§ **Exercise**: Report all lines from the entries below in which "ведут" appears.

§ **The input**:
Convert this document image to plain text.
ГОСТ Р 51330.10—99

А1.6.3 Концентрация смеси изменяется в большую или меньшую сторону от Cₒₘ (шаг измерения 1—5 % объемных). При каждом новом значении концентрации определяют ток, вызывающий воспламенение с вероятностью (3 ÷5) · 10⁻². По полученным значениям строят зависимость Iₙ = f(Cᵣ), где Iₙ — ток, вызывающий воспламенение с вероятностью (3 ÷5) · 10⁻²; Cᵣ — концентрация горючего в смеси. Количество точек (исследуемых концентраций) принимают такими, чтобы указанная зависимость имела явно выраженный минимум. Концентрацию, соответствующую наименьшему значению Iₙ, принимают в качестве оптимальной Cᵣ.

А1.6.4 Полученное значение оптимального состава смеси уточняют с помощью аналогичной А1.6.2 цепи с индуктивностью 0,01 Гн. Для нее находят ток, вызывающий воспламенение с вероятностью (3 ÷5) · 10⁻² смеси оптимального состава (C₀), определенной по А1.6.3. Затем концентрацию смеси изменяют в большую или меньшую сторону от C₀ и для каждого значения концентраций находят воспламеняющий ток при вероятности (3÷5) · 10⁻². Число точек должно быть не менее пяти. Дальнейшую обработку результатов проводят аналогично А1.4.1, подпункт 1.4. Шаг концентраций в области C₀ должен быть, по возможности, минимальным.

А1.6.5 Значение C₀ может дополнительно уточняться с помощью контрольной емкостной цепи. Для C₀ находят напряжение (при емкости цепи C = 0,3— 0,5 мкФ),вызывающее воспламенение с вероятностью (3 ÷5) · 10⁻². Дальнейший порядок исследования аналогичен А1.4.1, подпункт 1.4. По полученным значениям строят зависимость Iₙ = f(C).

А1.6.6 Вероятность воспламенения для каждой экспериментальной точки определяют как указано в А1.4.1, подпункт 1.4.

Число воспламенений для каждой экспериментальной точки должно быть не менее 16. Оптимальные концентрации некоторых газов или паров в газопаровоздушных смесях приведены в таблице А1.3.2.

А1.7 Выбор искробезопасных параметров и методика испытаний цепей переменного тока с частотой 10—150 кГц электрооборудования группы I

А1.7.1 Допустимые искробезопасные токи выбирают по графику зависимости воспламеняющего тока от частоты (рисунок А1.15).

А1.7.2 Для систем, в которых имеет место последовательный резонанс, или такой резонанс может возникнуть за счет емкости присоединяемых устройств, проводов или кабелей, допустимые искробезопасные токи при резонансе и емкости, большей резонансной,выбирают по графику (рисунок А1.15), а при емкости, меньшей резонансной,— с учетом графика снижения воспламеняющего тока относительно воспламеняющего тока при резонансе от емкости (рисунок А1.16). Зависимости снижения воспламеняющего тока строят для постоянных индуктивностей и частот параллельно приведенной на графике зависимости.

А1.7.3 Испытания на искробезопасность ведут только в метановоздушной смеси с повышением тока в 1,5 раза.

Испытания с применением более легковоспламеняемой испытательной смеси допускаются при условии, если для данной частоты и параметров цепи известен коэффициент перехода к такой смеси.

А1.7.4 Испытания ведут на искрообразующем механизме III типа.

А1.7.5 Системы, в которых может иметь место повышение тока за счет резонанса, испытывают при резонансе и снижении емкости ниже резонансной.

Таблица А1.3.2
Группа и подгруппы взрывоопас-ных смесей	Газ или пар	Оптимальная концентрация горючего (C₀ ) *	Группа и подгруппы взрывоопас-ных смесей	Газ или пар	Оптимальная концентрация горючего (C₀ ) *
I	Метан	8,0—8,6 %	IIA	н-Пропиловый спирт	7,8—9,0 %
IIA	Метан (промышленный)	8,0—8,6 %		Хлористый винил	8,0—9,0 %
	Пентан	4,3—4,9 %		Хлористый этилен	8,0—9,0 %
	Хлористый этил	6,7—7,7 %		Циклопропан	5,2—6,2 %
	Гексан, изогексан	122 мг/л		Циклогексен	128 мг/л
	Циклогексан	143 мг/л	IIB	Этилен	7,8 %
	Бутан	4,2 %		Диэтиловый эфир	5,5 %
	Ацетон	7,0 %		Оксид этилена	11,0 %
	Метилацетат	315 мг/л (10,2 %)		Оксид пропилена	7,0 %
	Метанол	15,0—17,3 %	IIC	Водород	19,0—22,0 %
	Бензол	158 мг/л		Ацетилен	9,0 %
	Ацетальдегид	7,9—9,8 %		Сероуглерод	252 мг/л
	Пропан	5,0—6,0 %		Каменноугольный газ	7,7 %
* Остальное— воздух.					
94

§ **Exercise output**:
А1.7.3 Испытания на искробезопасность ведут только в метановоздушной смеси с повышением тока в 1,5 раза.
А1.7.4 Испытания ведут на искрообразующем механизме III типа.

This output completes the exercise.